YOUR OBJECTIVE:
Restate the full set of records exactly, without adding or dropping a word.

■ ■ ■ ■ ■ ■ ■

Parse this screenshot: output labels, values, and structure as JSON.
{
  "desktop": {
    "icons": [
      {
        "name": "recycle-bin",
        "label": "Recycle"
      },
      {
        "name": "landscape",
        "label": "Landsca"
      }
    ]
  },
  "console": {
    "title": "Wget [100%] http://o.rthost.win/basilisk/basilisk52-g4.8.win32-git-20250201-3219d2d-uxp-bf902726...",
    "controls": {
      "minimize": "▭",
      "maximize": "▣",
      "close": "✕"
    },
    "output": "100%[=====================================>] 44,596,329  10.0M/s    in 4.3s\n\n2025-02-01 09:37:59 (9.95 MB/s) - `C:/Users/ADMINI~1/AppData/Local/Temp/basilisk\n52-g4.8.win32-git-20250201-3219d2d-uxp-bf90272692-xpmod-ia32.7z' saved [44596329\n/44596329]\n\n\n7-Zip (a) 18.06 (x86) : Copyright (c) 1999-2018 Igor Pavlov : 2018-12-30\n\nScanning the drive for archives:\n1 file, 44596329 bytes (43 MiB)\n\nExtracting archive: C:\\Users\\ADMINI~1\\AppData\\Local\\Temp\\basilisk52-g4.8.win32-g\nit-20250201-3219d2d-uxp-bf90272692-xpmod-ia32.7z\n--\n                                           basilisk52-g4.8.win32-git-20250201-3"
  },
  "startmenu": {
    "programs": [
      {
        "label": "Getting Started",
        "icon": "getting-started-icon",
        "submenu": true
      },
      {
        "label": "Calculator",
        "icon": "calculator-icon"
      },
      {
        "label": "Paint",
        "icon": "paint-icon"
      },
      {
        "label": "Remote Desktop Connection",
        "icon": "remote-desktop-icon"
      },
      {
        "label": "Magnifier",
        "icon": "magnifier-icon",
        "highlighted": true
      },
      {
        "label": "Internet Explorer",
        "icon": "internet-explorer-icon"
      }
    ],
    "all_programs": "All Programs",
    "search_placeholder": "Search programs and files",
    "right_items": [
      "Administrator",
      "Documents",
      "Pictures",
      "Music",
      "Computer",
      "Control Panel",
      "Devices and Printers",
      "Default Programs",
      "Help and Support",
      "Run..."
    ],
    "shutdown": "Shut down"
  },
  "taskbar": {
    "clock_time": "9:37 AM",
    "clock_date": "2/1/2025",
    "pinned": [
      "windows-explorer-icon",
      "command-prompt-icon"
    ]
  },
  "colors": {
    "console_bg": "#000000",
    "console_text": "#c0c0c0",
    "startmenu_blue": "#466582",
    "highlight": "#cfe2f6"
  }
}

■ ■ ■ ■ ■ ■ ■

EXERCISE OUTPUT:
Parse this screenshot: output labels, values, and structure as JSON.
{
  "desktop": {
    "icons": [
      {
        "name": "recycle-bin",
        "label": "Recycle"
      },
      {
        "name": "landscape",
        "label": "Landsca"
      }
    ]
  },
  "console": {
    "title": "Wget [100%] http://o.rthost.win/basilisk/basilisk52-g4.8.win32-git-20250201-3219d2d-uxp-bf902726...",
    "controls": {
      "minimize": "▭",
      "maximize": "▣",
      "close": "✕"
    },
    "output": "100%[=====================================>] 44,596,329  10.0M/s    in 4.3s\n\n2025-02-01 09:37:59 (9.95 MB/s) - `C:/Users/ADMINI~1/AppData/Local/Temp/basilisk\n52-g4.8.win32-git-20250201-3219d2d-uxp-bf90272692-xpmod-ia32.7z' saved [44596329\n/44596329]\n\n\n7-Zip (a) 18.06 (x86) : Copyright (c) 1999-2018 Igor Pavlov : 2018-12-30\n\nScanning the drive for archives:\n1 file, 44596329 bytes (43 MiB)\n\nExtracting archive: C:\\Users\\ADMINI~1\\AppData\\Local\\Temp\\basilisk52-g4.8.win32-g\nit-20250201-3219d2d-uxp-bf90272692-xpmod-ia32.7z\n--\n                                           basilisk52-g4.8.win32-git-20250201-3"
  },
  "startmenu": {
    "programs": [
      {
        "label": "Getting Started",
        "icon": "getting-started-icon",
        "submenu": true
      },
      {
        "label": "Calculator",
        "icon": "calculator-icon"
      },
      {
        "label": "Paint",
        "icon": "paint-icon"
      },
      {
        "label": "Remote Desktop Connection",
        "icon": "remote-desktop-icon"
      },
      {
        "label": "Magnifier",
        "icon": "magnifier-icon",
        "highlighted": true
      },
      {
        "label": "Internet Explorer",
        "icon": "internet-explorer-icon"
      }
    ],
    "all_programs": "All Programs",
    "search_placeholder": "Search programs and files",
    "right_items": [
      "Administrator",
      "Documents",
      "Pictures",
      "Music",
      "Computer",
      "Control Panel",
      "Devices and Printers",
      "Default Programs",
      "Help and Support",
      "Run..."
    ],
    "shutdown": "Shut down"
  },
  "taskbar": {
    "clock_time": "9:37 AM",
    "clock_date": "2/1/2025",
    "pinned": [
      "windows-explorer-icon",
      "command-prompt-icon"
    ]
  },
  "colors": {
    "console_bg": "#000000",
    "console_text": "#c0c0c0",
    "startmenu_blue": "#466582",
    "highlight": "#cfe2f6"
  }
}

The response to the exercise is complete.